[EXERCISE OBJECTIVE] All of the entries need to be written out again, exactly as they are.

[SUPPLIED DATA]
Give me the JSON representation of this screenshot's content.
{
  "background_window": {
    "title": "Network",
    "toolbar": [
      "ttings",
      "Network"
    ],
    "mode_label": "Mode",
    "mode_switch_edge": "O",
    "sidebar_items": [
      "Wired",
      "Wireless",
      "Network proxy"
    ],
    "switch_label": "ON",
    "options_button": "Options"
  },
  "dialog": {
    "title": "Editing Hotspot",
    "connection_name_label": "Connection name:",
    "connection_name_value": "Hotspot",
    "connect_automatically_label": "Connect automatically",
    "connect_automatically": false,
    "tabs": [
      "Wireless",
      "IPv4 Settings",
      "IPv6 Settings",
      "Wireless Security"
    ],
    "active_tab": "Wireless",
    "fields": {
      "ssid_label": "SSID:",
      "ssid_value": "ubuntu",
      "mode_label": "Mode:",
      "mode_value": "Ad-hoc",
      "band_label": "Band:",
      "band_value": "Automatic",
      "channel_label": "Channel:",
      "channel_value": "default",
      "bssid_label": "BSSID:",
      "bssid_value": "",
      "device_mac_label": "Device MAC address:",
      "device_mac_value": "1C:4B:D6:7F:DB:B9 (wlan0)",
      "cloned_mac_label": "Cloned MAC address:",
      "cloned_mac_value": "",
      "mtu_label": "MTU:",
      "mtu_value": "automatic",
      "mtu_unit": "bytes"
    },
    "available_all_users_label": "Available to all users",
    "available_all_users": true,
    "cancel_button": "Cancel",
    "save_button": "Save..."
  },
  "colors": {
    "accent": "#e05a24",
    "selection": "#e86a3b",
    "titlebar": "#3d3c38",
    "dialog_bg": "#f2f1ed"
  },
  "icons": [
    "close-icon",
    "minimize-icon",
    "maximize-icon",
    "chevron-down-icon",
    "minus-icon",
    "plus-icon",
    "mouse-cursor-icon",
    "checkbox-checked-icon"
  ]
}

[FINAL RESULT]
Give me the JSON representation of this screenshot's content.
{
  "background_window": {
    "title": "Network",
    "toolbar": [
      "ttings",
      "Network"
    ],
    "mode_label": "Mode",
    "mode_switch_edge": "O",
    "sidebar_items": [
      "Wired",
      "Wireless",
      "Network proxy"
    ],
    "switch_label": "ON",
    "options_button": "Options"
  },
  "dialog": {
    "title": "Editing Hotspot",
    "connection_name_label": "Connection name:",
    "connection_name_value": "Hotspot",
    "connect_automatically_label": "Connect automatically",
    "connect_automatically": false,
    "tabs": [
      "Wireless",
      "IPv4 Settings",
      "IPv6 Settings",
      "Wireless Security"
    ],
    "active_tab": "Wireless",
    "fields": {
      "ssid_label": "SSID:",
      "ssid_value": "ubuntu",
      "mode_label": "Mode:",
      "mode_value": "Ad-hoc",
      "band_label": "Band:",
      "band_value": "Automatic",
      "channel_label": "Channel:",
      "channel_value": "default",
      "bssid_label": "BSSID:",
      "bssid_value": "",
      "device_mac_label": "Device MAC address:",
      "device_mac_value": "1C:4B:D6:7F:DB:B9 (wlan0)",
      "cloned_mac_label": "Cloned MAC address:",
      "cloned_mac_value": "",
      "mtu_label": "MTU:",
      "mtu_value": "automatic",
      "mtu_unit": "bytes"
    },
    "available_all_users_label": "Available to all users",
    "available_all_users": true,
    "cancel_button": "Cancel",
    "save_button": "Save..."
  },
  "colors": {
    "accent": "#e05a24",
    "selection": "#e86a3b",
    "titlebar": "#3d3c38",
    "dialog_bg": "#f2f1ed"
  },
  "icons": [
    "close-icon",
    "minimize-icon",
    "maximize-icon",
    "chevron-down-icon",
    "minus-icon",
    "plus-icon",
    "mouse-cursor-icon",
    "checkbox-checked-icon"
  ]
}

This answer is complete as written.